* _Written problem_:
Which lines contain the string "JSON"? Please list every one of them.

* _Entries provided_:
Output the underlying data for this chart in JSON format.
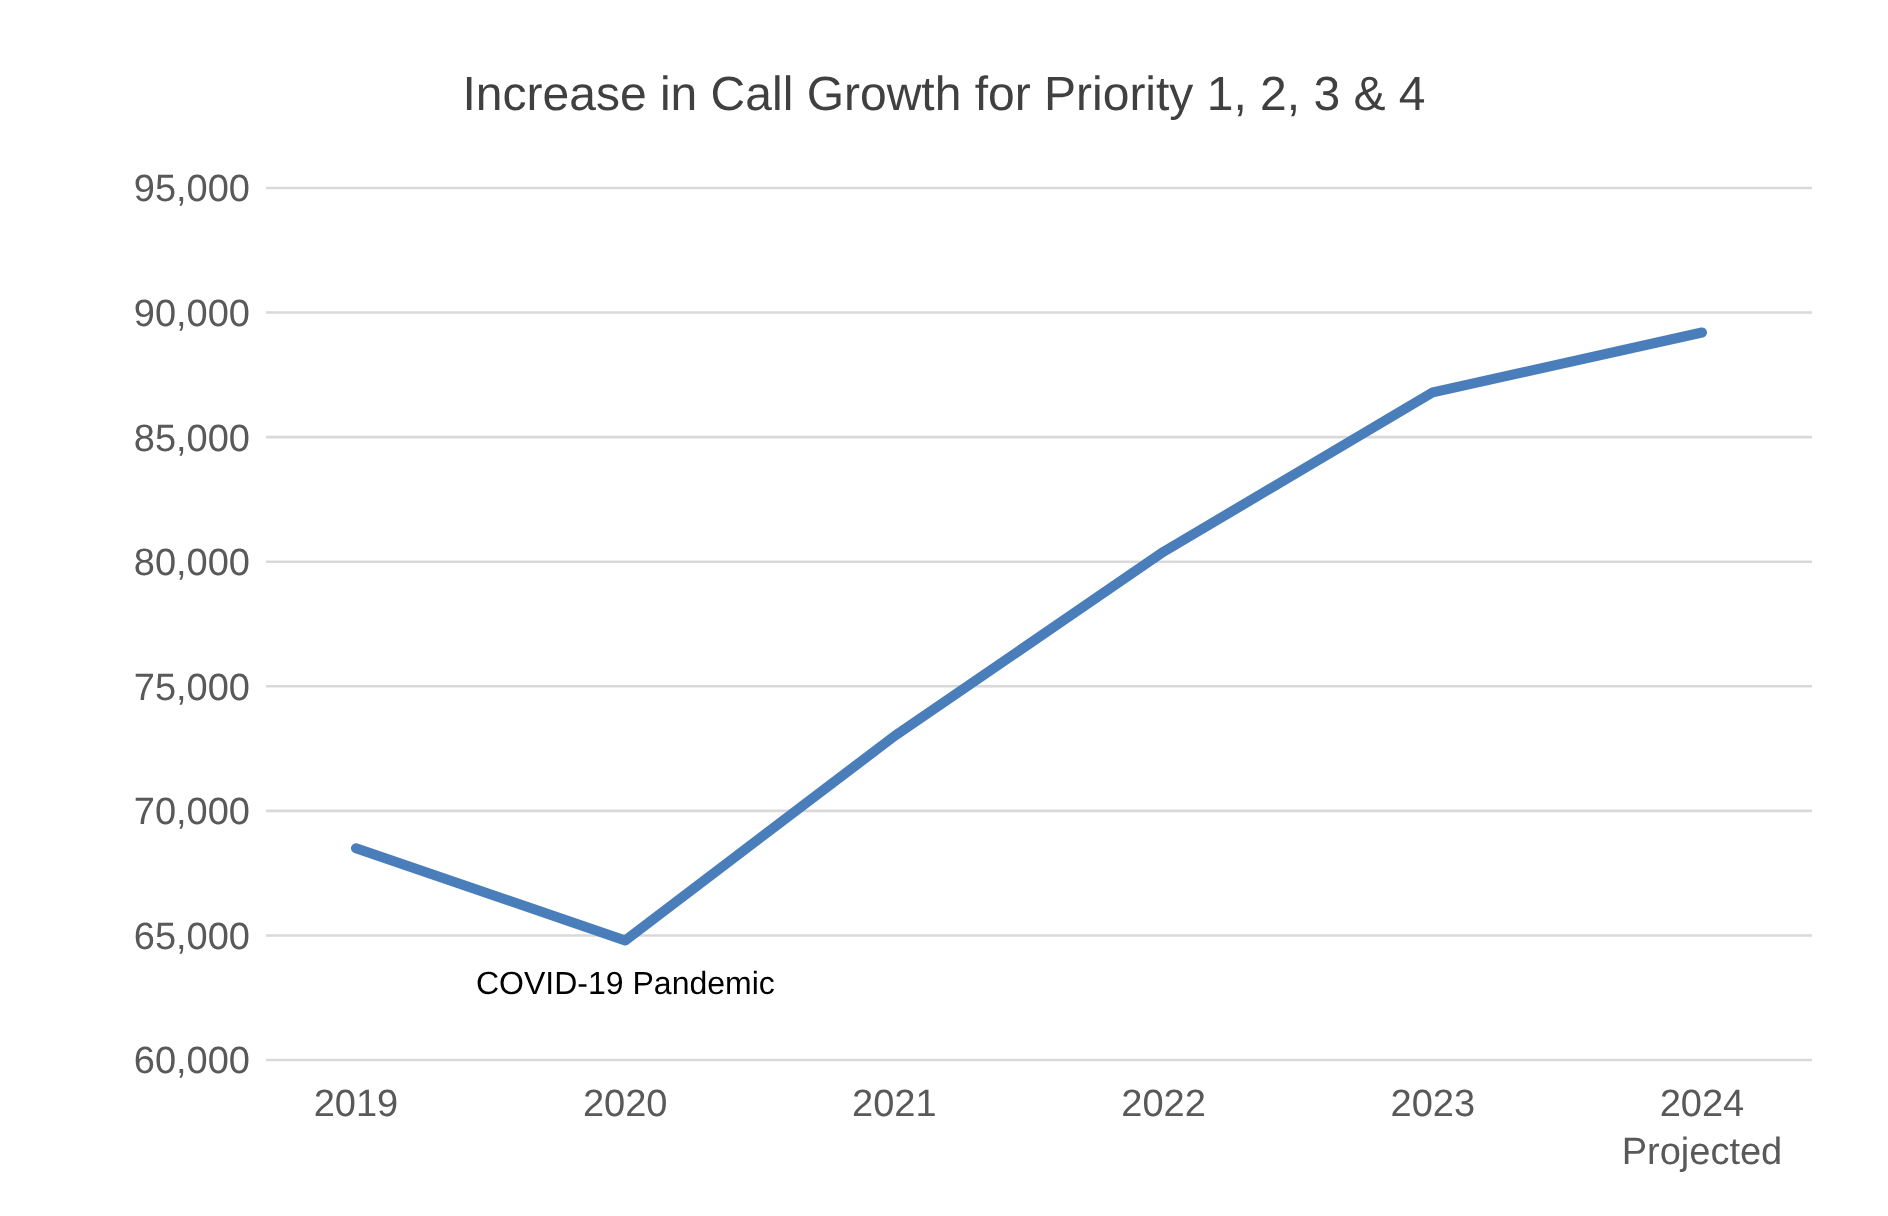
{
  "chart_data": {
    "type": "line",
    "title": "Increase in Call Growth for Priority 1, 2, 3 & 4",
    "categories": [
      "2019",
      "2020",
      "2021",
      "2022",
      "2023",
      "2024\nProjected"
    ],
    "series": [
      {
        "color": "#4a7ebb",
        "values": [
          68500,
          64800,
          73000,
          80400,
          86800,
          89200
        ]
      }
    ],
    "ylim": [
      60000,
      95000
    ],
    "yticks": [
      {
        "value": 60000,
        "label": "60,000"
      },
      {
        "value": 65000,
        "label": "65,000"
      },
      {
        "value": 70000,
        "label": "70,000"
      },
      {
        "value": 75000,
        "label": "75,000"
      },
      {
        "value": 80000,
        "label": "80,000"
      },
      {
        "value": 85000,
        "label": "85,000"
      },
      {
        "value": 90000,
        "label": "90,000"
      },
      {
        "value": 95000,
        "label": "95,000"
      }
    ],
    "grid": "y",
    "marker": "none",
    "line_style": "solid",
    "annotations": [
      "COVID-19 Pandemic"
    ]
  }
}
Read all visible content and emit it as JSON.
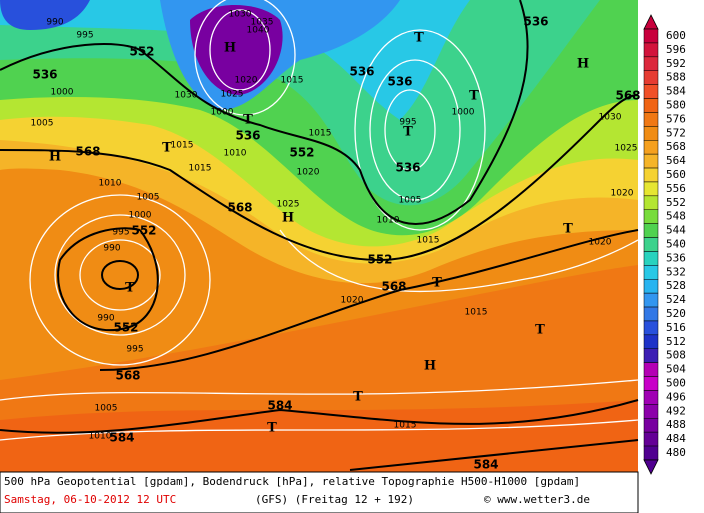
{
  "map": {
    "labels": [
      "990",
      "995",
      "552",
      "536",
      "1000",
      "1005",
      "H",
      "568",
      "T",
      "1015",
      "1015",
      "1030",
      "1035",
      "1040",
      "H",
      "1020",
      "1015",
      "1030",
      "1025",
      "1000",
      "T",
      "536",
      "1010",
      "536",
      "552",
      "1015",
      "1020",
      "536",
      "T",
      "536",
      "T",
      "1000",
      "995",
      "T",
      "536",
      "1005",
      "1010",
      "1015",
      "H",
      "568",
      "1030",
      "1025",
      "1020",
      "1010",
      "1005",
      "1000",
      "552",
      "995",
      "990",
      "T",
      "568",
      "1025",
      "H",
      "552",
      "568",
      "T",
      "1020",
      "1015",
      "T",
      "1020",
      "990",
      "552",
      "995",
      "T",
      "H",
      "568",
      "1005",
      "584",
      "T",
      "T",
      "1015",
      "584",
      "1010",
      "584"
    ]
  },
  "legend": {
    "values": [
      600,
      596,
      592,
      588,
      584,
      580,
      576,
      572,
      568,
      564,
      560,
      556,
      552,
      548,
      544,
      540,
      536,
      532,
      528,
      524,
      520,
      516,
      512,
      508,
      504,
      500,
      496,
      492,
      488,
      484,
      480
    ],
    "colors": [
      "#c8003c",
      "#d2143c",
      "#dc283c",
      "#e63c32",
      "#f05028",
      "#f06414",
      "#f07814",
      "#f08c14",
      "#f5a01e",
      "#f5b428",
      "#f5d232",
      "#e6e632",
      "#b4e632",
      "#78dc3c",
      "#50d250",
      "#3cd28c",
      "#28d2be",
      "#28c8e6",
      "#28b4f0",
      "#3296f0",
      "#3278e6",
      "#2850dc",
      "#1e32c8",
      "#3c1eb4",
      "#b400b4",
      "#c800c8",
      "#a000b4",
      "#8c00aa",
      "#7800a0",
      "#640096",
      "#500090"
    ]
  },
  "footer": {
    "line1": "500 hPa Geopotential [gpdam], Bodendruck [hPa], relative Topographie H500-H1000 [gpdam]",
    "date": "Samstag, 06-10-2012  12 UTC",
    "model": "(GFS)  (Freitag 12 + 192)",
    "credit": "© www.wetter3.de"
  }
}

* _Expected output_:
Output the underlying data for this chart in JSON format.
Read all visible content and emit it as JSON.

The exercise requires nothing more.